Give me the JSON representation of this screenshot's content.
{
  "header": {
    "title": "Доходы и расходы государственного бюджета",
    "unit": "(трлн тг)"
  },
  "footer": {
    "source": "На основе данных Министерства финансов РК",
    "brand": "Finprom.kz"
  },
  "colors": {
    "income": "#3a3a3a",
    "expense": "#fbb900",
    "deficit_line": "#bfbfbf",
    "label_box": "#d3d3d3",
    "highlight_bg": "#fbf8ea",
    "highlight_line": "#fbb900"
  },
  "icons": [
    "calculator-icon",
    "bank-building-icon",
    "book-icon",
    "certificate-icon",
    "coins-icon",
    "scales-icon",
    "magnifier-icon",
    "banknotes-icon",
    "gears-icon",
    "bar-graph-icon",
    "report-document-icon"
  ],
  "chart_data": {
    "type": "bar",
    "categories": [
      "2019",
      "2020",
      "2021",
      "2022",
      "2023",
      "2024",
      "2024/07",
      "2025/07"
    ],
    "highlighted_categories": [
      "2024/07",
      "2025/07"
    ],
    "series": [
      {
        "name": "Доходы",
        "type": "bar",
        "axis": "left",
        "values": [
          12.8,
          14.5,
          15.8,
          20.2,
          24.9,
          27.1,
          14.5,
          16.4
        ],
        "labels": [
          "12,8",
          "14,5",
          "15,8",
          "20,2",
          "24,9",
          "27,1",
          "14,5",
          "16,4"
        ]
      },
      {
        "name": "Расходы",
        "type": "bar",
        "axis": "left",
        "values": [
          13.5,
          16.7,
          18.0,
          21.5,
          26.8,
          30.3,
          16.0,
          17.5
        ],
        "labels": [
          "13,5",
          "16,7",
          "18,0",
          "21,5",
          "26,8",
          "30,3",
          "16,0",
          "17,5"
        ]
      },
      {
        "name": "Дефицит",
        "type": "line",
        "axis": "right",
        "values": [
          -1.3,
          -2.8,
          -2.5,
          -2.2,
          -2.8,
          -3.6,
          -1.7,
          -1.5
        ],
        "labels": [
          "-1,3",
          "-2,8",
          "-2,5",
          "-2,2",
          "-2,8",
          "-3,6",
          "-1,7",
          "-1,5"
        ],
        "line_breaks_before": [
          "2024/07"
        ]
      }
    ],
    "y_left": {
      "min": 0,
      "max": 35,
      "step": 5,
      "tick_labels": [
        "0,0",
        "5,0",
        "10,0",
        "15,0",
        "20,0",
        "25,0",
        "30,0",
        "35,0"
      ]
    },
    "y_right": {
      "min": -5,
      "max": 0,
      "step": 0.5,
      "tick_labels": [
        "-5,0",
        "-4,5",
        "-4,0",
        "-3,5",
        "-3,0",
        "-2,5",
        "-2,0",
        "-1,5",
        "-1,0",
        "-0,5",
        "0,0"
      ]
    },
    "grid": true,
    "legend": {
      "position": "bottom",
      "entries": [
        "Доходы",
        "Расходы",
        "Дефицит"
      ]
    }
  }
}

WRITTEN EXERCISE ▸
Restate the whole listing exactly.

IN RESPONSE ▸
Give me the JSON representation of this screenshot's content.
{
  "header": {
    "title": "Доходы и расходы государственного бюджета",
    "unit": "(трлн тг)"
  },
  "footer": {
    "source": "На основе данных Министерства финансов РК",
    "brand": "Finprom.kz"
  },
  "colors": {
    "income": "#3a3a3a",
    "expense": "#fbb900",
    "deficit_line": "#bfbfbf",
    "label_box": "#d3d3d3",
    "highlight_bg": "#fbf8ea",
    "highlight_line": "#fbb900"
  },
  "icons": [
    "calculator-icon",
    "bank-building-icon",
    "book-icon",
    "certificate-icon",
    "coins-icon",
    "scales-icon",
    "magnifier-icon",
    "banknotes-icon",
    "gears-icon",
    "bar-graph-icon",
    "report-document-icon"
  ],
  "chart_data": {
    "type": "bar",
    "categories": [
      "2019",
      "2020",
      "2021",
      "2022",
      "2023",
      "2024",
      "2024/07",
      "2025/07"
    ],
    "highlighted_categories": [
      "2024/07",
      "2025/07"
    ],
    "series": [
      {
        "name": "Доходы",
        "type": "bar",
        "axis": "left",
        "values": [
          12.8,
          14.5,
          15.8,
          20.2,
          24.9,
          27.1,
          14.5,
          16.4
        ],
        "labels": [
          "12,8",
          "14,5",
          "15,8",
          "20,2",
          "24,9",
          "27,1",
          "14,5",
          "16,4"
        ]
      },
      {
        "name": "Расходы",
        "type": "bar",
        "axis": "left",
        "values": [
          13.5,
          16.7,
          18.0,
          21.5,
          26.8,
          30.3,
          16.0,
          17.5
        ],
        "labels": [
          "13,5",
          "16,7",
          "18,0",
          "21,5",
          "26,8",
          "30,3",
          "16,0",
          "17,5"
        ]
      },
      {
        "name": "Дефицит",
        "type": "line",
        "axis": "right",
        "values": [
          -1.3,
          -2.8,
          -2.5,
          -2.2,
          -2.8,
          -3.6,
          -1.7,
          -1.5
        ],
        "labels": [
          "-1,3",
          "-2,8",
          "-2,5",
          "-2,2",
          "-2,8",
          "-3,6",
          "-1,7",
          "-1,5"
        ],
        "line_breaks_before": [
          "2024/07"
        ]
      }
    ],
    "y_left": {
      "min": 0,
      "max": 35,
      "step": 5,
      "tick_labels": [
        "0,0",
        "5,0",
        "10,0",
        "15,0",
        "20,0",
        "25,0",
        "30,0",
        "35,0"
      ]
    },
    "y_right": {
      "min": -5,
      "max": 0,
      "step": 0.5,
      "tick_labels": [
        "-5,0",
        "-4,5",
        "-4,0",
        "-3,5",
        "-3,0",
        "-2,5",
        "-2,0",
        "-1,5",
        "-1,0",
        "-0,5",
        "0,0"
      ]
    },
    "grid": true,
    "legend": {
      "position": "bottom",
      "entries": [
        "Доходы",
        "Расходы",
        "Дефицит"
      ]
    }
  }
}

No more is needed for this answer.